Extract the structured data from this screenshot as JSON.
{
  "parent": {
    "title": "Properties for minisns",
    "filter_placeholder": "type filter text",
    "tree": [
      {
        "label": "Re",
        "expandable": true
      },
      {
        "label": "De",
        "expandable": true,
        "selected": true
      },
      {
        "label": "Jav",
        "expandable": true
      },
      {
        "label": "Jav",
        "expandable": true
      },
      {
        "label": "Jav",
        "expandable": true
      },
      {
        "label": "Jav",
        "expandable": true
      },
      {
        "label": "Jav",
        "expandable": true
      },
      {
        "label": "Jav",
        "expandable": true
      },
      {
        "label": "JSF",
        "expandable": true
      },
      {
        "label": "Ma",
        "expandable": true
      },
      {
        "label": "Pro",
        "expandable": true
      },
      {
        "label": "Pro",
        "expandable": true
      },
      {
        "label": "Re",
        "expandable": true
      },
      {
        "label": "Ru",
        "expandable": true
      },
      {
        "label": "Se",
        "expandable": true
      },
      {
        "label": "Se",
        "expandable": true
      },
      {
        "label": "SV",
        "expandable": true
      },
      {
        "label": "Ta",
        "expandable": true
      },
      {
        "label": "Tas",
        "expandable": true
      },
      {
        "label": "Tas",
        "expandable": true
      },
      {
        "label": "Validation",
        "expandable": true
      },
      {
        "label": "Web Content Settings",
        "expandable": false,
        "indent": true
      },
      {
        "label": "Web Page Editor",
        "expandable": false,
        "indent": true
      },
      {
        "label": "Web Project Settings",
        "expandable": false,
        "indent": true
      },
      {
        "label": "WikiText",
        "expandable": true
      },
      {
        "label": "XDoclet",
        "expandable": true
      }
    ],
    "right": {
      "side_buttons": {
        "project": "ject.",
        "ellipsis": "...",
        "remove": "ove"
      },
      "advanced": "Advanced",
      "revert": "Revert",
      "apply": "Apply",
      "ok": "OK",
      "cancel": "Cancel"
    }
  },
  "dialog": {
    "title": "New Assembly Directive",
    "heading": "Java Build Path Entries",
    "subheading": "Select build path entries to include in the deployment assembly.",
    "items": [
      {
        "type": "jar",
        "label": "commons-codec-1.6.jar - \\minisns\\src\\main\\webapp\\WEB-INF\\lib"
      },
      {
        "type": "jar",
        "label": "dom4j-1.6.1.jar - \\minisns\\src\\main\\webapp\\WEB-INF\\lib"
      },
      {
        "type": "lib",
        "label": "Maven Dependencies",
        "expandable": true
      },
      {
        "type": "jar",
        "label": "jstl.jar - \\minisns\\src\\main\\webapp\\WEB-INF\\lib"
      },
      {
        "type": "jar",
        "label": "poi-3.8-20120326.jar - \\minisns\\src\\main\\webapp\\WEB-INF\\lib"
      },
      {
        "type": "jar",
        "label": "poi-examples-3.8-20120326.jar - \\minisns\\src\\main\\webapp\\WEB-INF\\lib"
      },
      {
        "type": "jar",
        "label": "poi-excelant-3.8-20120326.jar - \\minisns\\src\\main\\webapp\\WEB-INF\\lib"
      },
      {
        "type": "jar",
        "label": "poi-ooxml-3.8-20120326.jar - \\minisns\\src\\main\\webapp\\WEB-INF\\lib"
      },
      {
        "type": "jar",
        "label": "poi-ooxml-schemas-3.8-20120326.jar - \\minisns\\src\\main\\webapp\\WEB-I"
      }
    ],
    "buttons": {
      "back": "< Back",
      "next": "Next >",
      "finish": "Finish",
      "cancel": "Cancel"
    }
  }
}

++++

### Problem requirements:
Extract each line from the listing above, please, and repeat it exactly.

### Answer for the task:
Extract the structured data from this screenshot as JSON.
{
  "parent": {
    "title": "Properties for minisns",
    "filter_placeholder": "type filter text",
    "tree": [
      {
        "label": "Re",
        "expandable": true
      },
      {
        "label": "De",
        "expandable": true,
        "selected": true
      },
      {
        "label": "Jav",
        "expandable": true
      },
      {
        "label": "Jav",
        "expandable": true
      },
      {
        "label": "Jav",
        "expandable": true
      },
      {
        "label": "Jav",
        "expandable": true
      },
      {
        "label": "Jav",
        "expandable": true
      },
      {
        "label": "Jav",
        "expandable": true
      },
      {
        "label": "JSF",
        "expandable": true
      },
      {
        "label": "Ma",
        "expandable": true
      },
      {
        "label": "Pro",
        "expandable": true
      },
      {
        "label": "Pro",
        "expandable": true
      },
      {
        "label": "Re",
        "expandable": true
      },
      {
        "label": "Ru",
        "expandable": true
      },
      {
        "label": "Se",
        "expandable": true
      },
      {
        "label": "Se",
        "expandable": true
      },
      {
        "label": "SV",
        "expandable": true
      },
      {
        "label": "Ta",
        "expandable": true
      },
      {
        "label": "Tas",
        "expandable": true
      },
      {
        "label": "Tas",
        "expandable": true
      },
      {
        "label": "Validation",
        "expandable": true
      },
      {
        "label": "Web Content Settings",
        "expandable": false,
        "indent": true
      },
      {
        "label": "Web Page Editor",
        "expandable": false,
        "indent": true
      },
      {
        "label": "Web Project Settings",
        "expandable": false,
        "indent": true
      },
      {
        "label": "WikiText",
        "expandable": true
      },
      {
        "label": "XDoclet",
        "expandable": true
      }
    ],
    "right": {
      "side_buttons": {
        "project": "ject.",
        "ellipsis": "...",
        "remove": "ove"
      },
      "advanced": "Advanced",
      "revert": "Revert",
      "apply": "Apply",
      "ok": "OK",
      "cancel": "Cancel"
    }
  },
  "dialog": {
    "title": "New Assembly Directive",
    "heading": "Java Build Path Entries",
    "subheading": "Select build path entries to include in the deployment assembly.",
    "items": [
      {
        "type": "jar",
        "label": "commons-codec-1.6.jar - \\minisns\\src\\main\\webapp\\WEB-INF\\lib"
      },
      {
        "type": "jar",
        "label": "dom4j-1.6.1.jar - \\minisns\\src\\main\\webapp\\WEB-INF\\lib"
      },
      {
        "type": "lib",
        "label": "Maven Dependencies",
        "expandable": true
      },
      {
        "type": "jar",
        "label": "jstl.jar - \\minisns\\src\\main\\webapp\\WEB-INF\\lib"
      },
      {
        "type": "jar",
        "label": "poi-3.8-20120326.jar - \\minisns\\src\\main\\webapp\\WEB-INF\\lib"
      },
      {
        "type": "jar",
        "label": "poi-examples-3.8-20120326.jar - \\minisns\\src\\main\\webapp\\WEB-INF\\lib"
      },
      {
        "type": "jar",
        "label": "poi-excelant-3.8-20120326.jar - \\minisns\\src\\main\\webapp\\WEB-INF\\lib"
      },
      {
        "type": "jar",
        "label": "poi-ooxml-3.8-20120326.jar - \\minisns\\src\\main\\webapp\\WEB-INF\\lib"
      },
      {
        "type": "jar",
        "label": "poi-ooxml-schemas-3.8-20120326.jar - \\minisns\\src\\main\\webapp\\WEB-I"
      }
    ],
    "buttons": {
      "back": "< Back",
      "next": "Next >",
      "finish": "Finish",
      "cancel": "Cancel"
    }
  }
}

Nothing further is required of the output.